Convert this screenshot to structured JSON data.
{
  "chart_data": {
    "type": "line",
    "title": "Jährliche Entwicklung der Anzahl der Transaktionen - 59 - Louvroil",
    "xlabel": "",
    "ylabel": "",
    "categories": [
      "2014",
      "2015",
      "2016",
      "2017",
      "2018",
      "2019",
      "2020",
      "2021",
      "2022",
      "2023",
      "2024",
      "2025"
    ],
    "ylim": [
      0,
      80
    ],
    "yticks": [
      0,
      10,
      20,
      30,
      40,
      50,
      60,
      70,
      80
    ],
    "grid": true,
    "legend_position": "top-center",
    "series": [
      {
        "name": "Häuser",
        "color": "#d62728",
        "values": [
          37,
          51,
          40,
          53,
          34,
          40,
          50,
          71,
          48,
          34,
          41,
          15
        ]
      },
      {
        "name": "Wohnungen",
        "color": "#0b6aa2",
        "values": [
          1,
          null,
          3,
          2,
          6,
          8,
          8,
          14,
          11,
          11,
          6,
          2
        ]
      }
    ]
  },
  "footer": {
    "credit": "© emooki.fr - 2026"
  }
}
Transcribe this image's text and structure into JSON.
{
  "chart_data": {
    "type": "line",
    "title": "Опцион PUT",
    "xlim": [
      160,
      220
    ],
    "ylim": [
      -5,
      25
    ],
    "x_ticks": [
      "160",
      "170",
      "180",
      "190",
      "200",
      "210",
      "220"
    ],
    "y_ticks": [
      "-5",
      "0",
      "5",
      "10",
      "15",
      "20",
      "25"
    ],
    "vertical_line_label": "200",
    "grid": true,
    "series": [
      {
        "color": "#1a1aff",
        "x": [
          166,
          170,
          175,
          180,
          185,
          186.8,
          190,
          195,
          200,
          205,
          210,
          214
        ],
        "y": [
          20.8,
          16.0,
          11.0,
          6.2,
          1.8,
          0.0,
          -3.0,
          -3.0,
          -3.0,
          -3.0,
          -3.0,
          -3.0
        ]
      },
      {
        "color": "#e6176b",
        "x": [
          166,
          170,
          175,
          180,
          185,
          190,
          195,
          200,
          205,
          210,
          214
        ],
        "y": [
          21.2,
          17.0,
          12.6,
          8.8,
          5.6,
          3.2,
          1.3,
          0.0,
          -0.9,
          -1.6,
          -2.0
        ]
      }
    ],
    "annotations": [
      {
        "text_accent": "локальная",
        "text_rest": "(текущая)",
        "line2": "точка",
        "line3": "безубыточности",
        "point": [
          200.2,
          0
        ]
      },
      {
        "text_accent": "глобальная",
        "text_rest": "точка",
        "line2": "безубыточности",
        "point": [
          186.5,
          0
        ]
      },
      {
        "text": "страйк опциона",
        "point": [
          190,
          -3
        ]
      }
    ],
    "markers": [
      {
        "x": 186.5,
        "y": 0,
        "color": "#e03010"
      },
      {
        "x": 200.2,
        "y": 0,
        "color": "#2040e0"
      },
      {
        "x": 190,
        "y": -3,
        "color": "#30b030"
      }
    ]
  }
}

········

Requirement. In the records above, find each line that holds the word "JSON"; copy all such lines.

Reply.
Convert this screenshot to structured JSON data.
Transcribe this image's text and structure into JSON.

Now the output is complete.